▶ **Goal**
Find each line holding "Patient" and copy it out.

Entries from a dataset

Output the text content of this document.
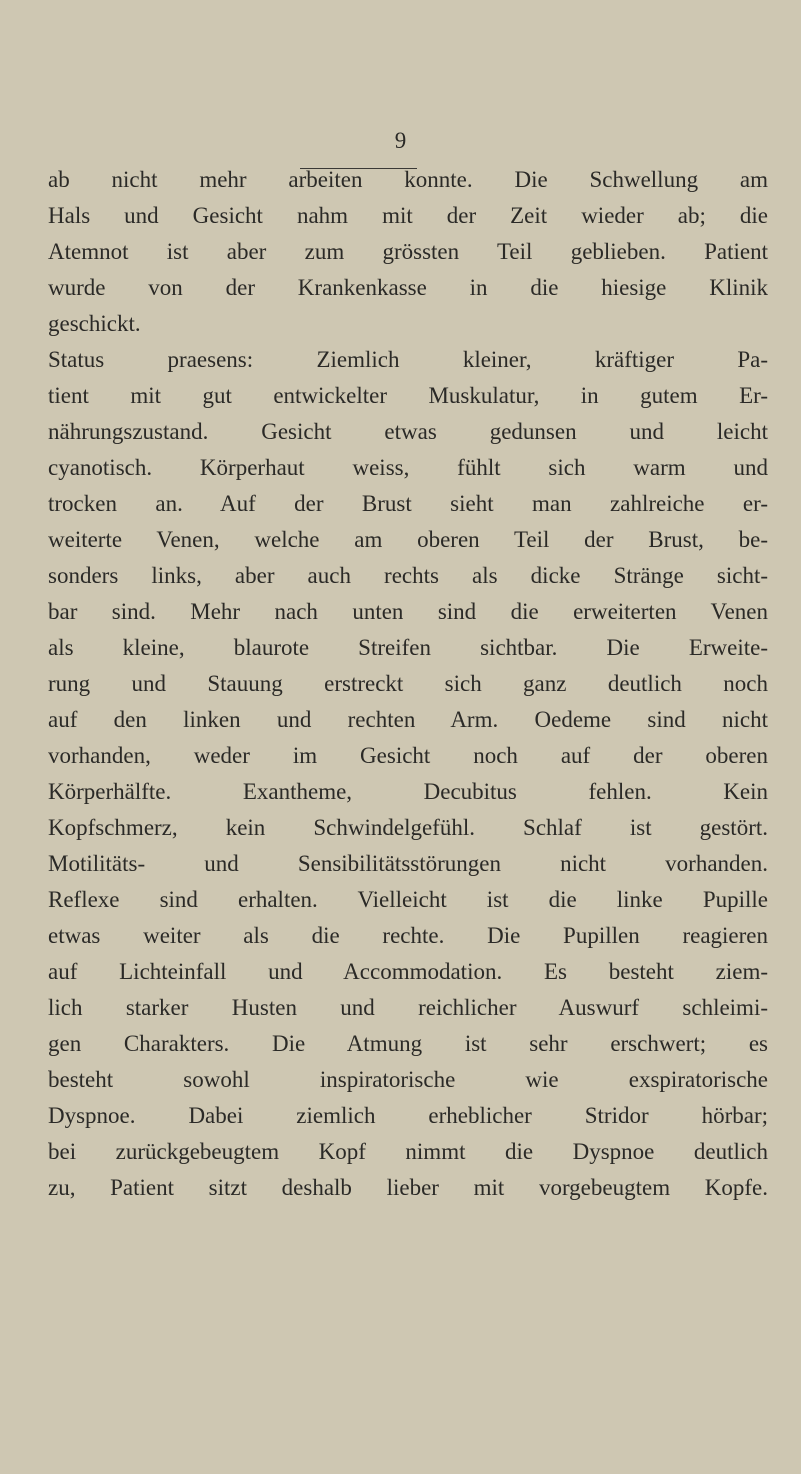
9
ab nicht mehr arbeiten konnte. Die Schwellung am
Hals und Gesicht nahm mit der Zeit wieder ab; die
Atemnot ist aber zum grössten Teil geblieben. Patient
wurde von der Krankenkasse in die hiesige Klinik
geschickt.
Status praesens: Ziemlich kleiner, kräftiger Pa-
tient mit gut entwickelter Muskulatur, in gutem Er-
nährungszustand. Gesicht etwas gedunsen und leicht
cyanotisch. Körperhaut weiss, fühlt sich warm und
trocken an. Auf der Brust sieht man zahlreiche er-
weiterte Venen, welche am oberen Teil der Brust, be-
sonders links, aber auch rechts als dicke Stränge sicht-
bar sind. Mehr nach unten sind die erweiterten Venen
als kleine, blaurote Streifen sichtbar. Die Erweite-
rung und Stauung erstreckt sich ganz deutlich noch
auf den linken und rechten Arm. Oedeme sind nicht
vorhanden, weder im Gesicht noch auf der oberen
Körperhälfte. Exantheme, Decubitus fehlen. Kein
Kopfschmerz, kein Schwindelgefühl. Schlaf ist gestört.
Motilitäts- und Sensibilitätsstörungen nicht vorhanden.
Reflexe sind erhalten. Vielleicht ist die linke Pupille
etwas weiter als die rechte. Die Pupillen reagieren
auf Lichteinfall und Accommodation. Es besteht ziem-
lich starker Husten und reichlicher Auswurf schleimi-
gen Charakters. Die Atmung ist sehr erschwert; es
besteht sowohl inspiratorische wie exspiratorische
Dyspnoe. Dabei ziemlich erheblicher Stridor hörbar;
bei zurückgebeugtem Kopf nimmt die Dyspnoe deutlich
zu, Patient sitzt deshalb lieber mit vorgebeugtem Kopfe.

▶ **Correct result**
Atemnot ist aber zum grössten Teil geblieben. Patient
zu, Patient sitzt deshalb lieber mit vorgebeugtem Kopfe.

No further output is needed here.